-- begin MATERIAL --

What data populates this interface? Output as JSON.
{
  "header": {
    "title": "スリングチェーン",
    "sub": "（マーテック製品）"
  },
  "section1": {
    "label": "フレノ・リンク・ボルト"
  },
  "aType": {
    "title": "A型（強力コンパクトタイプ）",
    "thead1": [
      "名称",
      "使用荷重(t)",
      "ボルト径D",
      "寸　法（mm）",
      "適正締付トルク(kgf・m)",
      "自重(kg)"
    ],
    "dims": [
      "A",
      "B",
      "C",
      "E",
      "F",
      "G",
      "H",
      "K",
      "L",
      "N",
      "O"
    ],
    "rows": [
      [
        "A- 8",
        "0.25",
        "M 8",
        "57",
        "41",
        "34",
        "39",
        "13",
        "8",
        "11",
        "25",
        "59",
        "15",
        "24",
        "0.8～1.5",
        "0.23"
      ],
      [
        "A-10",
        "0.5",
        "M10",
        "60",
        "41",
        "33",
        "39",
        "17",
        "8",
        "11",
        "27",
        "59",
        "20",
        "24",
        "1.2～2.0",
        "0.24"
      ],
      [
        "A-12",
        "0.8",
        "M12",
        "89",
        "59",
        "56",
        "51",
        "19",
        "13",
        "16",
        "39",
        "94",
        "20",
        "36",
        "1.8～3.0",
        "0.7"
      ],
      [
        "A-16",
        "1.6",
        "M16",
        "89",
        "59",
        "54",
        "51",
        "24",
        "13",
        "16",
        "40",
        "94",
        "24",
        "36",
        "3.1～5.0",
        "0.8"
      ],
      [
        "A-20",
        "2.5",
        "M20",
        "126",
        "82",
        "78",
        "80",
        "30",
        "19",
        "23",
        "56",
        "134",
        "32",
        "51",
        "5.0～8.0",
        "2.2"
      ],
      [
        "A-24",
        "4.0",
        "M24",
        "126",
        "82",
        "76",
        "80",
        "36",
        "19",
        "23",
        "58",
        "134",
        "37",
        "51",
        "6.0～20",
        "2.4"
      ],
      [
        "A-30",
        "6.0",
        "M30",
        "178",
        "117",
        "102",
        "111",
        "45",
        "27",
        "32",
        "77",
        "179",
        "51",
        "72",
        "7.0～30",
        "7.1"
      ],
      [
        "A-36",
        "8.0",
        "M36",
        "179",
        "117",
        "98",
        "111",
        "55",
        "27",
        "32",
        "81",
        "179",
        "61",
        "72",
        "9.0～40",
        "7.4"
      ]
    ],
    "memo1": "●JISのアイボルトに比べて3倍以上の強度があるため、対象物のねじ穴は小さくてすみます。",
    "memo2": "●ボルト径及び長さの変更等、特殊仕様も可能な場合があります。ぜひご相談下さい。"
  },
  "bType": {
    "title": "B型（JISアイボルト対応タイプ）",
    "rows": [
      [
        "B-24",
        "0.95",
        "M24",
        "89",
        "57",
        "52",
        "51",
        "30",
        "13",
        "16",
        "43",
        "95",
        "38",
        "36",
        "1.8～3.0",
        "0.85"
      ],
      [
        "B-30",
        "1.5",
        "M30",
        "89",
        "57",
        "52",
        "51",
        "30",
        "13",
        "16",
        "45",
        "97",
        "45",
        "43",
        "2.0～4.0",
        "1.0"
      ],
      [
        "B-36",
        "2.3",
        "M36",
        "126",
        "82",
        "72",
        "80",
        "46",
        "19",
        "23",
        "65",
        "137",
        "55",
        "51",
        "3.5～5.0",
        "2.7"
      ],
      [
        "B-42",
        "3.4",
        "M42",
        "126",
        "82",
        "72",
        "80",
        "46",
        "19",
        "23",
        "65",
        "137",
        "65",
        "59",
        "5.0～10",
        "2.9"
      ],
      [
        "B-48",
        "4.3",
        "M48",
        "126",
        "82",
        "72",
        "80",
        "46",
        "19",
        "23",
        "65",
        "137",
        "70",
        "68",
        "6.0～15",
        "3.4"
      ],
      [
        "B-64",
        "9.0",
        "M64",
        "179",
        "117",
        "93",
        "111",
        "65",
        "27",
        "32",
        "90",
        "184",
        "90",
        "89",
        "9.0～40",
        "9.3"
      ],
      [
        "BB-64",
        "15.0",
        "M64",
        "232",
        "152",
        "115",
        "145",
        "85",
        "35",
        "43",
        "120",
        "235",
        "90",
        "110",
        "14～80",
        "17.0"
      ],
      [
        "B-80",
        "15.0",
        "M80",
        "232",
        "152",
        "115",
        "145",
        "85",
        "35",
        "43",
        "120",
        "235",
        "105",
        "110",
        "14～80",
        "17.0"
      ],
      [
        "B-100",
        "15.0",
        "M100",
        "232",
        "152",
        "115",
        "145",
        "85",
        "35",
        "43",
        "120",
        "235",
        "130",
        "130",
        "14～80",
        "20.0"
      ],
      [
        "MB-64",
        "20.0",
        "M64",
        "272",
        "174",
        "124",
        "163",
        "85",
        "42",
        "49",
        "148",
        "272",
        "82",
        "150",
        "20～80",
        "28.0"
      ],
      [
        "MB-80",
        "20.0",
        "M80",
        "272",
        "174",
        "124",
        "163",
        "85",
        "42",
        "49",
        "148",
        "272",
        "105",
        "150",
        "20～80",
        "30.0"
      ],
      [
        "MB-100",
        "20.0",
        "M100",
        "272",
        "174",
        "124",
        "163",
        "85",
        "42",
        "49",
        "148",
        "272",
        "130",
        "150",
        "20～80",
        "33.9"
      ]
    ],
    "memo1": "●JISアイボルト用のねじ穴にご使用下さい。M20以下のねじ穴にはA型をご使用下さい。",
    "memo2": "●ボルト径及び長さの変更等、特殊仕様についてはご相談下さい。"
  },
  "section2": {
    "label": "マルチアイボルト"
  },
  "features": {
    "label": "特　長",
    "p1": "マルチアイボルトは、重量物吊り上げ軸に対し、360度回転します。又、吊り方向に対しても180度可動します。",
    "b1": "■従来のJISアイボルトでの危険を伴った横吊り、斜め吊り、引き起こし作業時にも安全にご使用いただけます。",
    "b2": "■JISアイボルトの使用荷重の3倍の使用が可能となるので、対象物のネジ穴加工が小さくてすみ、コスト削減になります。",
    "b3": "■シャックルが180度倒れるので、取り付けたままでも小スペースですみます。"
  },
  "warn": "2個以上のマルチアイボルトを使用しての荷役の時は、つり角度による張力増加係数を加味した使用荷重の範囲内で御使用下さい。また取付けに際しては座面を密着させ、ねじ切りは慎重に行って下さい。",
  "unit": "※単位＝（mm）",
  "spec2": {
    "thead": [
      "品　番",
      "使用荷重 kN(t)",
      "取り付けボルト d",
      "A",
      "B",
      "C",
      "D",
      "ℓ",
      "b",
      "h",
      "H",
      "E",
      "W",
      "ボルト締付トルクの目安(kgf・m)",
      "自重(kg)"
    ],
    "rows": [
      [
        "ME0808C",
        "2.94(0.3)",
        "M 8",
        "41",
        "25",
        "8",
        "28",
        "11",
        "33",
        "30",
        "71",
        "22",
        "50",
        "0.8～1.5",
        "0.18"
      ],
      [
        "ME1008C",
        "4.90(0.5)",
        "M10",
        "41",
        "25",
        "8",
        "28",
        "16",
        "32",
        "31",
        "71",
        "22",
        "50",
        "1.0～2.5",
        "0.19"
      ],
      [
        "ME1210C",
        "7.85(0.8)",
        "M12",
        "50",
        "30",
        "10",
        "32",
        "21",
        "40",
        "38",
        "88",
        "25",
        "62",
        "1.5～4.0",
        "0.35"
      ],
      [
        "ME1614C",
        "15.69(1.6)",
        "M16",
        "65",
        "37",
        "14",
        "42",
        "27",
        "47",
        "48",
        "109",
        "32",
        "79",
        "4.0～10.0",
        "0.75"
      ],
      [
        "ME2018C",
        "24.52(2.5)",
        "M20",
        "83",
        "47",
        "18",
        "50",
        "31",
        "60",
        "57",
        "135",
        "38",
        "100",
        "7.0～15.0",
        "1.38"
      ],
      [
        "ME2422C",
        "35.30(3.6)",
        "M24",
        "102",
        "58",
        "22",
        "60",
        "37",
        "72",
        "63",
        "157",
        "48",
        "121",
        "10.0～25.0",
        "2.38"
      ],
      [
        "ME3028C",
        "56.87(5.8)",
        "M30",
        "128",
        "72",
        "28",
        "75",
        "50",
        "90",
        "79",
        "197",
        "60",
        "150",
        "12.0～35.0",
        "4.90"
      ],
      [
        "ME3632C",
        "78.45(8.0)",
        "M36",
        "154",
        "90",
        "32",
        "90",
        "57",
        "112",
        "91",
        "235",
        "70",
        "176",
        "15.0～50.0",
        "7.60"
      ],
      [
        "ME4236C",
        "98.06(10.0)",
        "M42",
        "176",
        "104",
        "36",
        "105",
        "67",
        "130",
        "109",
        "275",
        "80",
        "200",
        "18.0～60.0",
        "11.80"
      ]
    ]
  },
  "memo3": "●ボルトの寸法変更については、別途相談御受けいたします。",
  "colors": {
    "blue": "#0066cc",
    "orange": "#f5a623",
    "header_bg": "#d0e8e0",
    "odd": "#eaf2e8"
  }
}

-- end MATERIAL --

Identify and copy lines that hold the string "ボルト径及び長さの変更等".

    "memo2": "●ボルト径及び長さの変更等、特殊仕様も可能な場合があります。ぜひご相談下さい。"
    "memo2": "●ボルト径及び長さの変更等、特殊仕様についてはご相談下さい。"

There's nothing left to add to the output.